Your instructions
All of the lines below are to be printed again exactly; images are excluded from the output.

══ Records for processing

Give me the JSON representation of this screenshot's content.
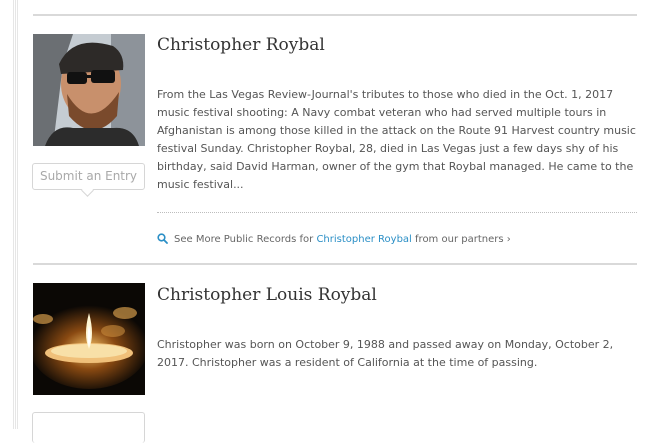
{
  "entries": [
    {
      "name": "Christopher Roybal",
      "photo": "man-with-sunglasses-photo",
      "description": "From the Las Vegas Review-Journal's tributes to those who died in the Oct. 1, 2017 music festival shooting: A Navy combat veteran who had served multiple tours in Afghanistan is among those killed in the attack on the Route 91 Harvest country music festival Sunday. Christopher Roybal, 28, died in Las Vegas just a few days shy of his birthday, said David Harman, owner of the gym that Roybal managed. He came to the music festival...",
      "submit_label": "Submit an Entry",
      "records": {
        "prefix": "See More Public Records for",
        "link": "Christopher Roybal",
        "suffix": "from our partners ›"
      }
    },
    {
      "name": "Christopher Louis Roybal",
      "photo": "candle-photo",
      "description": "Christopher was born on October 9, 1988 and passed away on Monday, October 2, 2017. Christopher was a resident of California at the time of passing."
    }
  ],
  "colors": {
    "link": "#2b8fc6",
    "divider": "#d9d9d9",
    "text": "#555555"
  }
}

════

Solution for this task
Give me the JSON representation of this screenshot's content.
{
  "entries": [
    {
      "name": "Christopher Roybal",
      "photo": "man-with-sunglasses-photo",
      "description": "From the Las Vegas Review-Journal's tributes to those who died in the Oct. 1, 2017 music festival shooting: A Navy combat veteran who had served multiple tours in Afghanistan is among those killed in the attack on the Route 91 Harvest country music festival Sunday. Christopher Roybal, 28, died in Las Vegas just a few days shy of his birthday, said David Harman, owner of the gym that Roybal managed. He came to the music festival...",
      "submit_label": "Submit an Entry",
      "records": {
        "prefix": "See More Public Records for",
        "link": "Christopher Roybal",
        "suffix": "from our partners ›"
      }
    },
    {
      "name": "Christopher Louis Roybal",
      "photo": "candle-photo",
      "description": "Christopher was born on October 9, 1988 and passed away on Monday, October 2, 2017. Christopher was a resident of California at the time of passing."
    }
  ],
  "colors": {
    "link": "#2b8fc6",
    "divider": "#d9d9d9",
    "text": "#555555"
  }
}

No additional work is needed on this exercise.